— BEGIN Input material —

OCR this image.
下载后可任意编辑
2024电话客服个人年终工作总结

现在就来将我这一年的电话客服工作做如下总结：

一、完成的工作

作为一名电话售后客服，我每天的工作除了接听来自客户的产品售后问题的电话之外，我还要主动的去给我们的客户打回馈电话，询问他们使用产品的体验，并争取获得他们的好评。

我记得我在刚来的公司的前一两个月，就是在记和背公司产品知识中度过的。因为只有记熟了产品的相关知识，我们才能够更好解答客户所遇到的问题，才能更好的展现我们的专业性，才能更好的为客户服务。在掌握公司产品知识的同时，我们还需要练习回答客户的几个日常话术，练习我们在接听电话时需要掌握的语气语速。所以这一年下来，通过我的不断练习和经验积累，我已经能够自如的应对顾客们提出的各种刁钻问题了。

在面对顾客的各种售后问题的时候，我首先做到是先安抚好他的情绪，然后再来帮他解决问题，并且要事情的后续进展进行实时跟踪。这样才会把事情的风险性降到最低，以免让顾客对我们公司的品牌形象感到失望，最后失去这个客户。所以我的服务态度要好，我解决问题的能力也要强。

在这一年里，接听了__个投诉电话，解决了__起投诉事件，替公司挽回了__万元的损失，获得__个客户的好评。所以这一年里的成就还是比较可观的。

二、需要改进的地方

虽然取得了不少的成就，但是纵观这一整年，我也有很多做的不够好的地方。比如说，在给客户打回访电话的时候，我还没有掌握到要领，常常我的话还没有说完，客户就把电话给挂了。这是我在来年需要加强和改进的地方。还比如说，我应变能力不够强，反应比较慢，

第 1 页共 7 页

— END Input material —

- _Stated exercise_
Exactly as shown above, return every record.

- _Solution for this exercise_
OCR this image.
下载后可任意编辑
2024电话客服个人年终工作总结

现在就来将我这一年的电话客服工作做如下总结：

一、完成的工作

作为一名电话售后客服，我每天的工作除了接听来自客户的产品售后问题的电话之外，我还要主动的去给我们的客户打回馈电话，询问他们使用产品的体验，并争取获得他们的好评。

我记得我在刚来的公司的前一两个月，就是在记和背公司产品知识中度过的。因为只有记熟了产品的相关知识，我们才能够更好解答客户所遇到的问题，才能更好的展现我们的专业性，才能更好的为客户服务。在掌握公司产品知识的同时，我们还需要练习回答客户的几个日常话术，练习我们在接听电话时需要掌握的语气语速。所以这一年下来，通过我的不断练习和经验积累，我已经能够自如的应对顾客们提出的各种刁钻问题了。

在面对顾客的各种售后问题的时候，我首先做到是先安抚好他的情绪，然后再来帮他解决问题，并且要事情的后续进展进行实时跟踪。这样才会把事情的风险性降到最低，以免让顾客对我们公司的品牌形象感到失望，最后失去这个客户。所以我的服务态度要好，我解决问题的能力也要强。

在这一年里，接听了__个投诉电话，解决了__起投诉事件，替公司挽回了__万元的损失，获得__个客户的好评。所以这一年里的成就还是比较可观的。

二、需要改进的地方

虽然取得了不少的成就，但是纵观这一整年，我也有很多做的不够好的地方。比如说，在给客户打回访电话的时候，我还没有掌握到要领，常常我的话还没有说完，客户就把电话给挂了。这是我在来年需要加强和改进的地方。还比如说，我应变能力不够强，反应比较慢，

第 1 页共 7 页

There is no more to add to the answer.